** Quoted passage **
I loved Bod with his funny walk, bald head and apple pip eyes. All the characters had their own theme music including pom-pom-pom music for the policeman who had a plodding walk. Bod’s music was a chirpy little piccolo or flute. At the beginning you’d just see a blank screen with a little dot getting bigger and eventually this would turn into Bod or one of the other characters. You had to guess who it was going to be.
The actual program was called Here Comes Bod, I think, but we always called it simply Bod. The animation was minimal with the only things that moved on a character being the legs and the backgrounds were block colour. When they were walking towards the viewer, they just got bigger and their legs went up and down. It was very funny. The story was narrated so the characters didn’t even have to open their mouths and their speech was reported. As far as I can tell from research, the show was based on a series of books, though I don’t remember ever seeing the books. There is a current Here Comes Bod website, but no more Bod shows only repeats.

** Short problem 1 **
List the three features of Bod that the piece about Bod mentions in its opening sentence.
** Short problem 2 **
In the piece about Bod, what appeared on screen at the start of the show before a character showed up?
Answer from the piece about Bod and nothing else.

** Data shown **
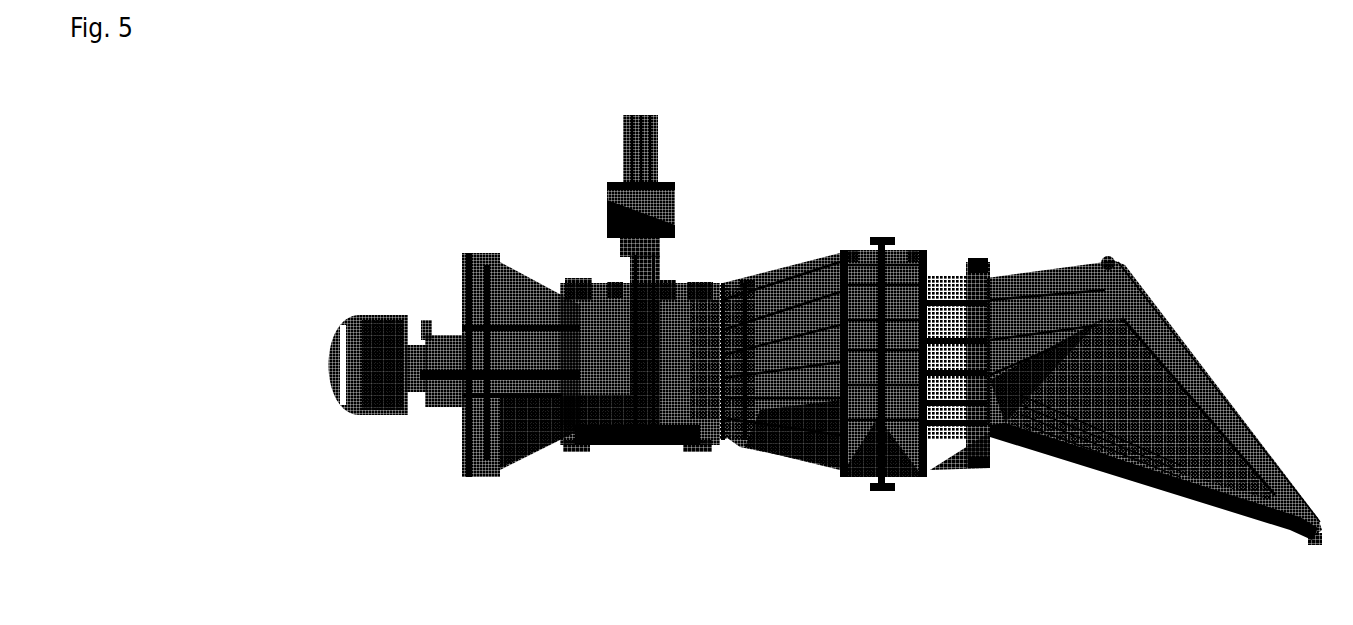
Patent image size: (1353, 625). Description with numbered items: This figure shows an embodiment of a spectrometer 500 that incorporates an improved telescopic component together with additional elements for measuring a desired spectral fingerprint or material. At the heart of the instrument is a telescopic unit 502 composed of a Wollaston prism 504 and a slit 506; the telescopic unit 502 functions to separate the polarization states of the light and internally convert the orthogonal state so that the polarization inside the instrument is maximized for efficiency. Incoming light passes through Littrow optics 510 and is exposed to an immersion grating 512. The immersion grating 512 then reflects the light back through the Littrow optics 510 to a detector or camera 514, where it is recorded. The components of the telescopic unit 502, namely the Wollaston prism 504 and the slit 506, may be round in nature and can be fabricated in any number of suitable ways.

** Full output 1 **
His funny walk, his bald head, and his apple pip eyes.

** Full output 2 **
A blank screen with a little dot that got bigger.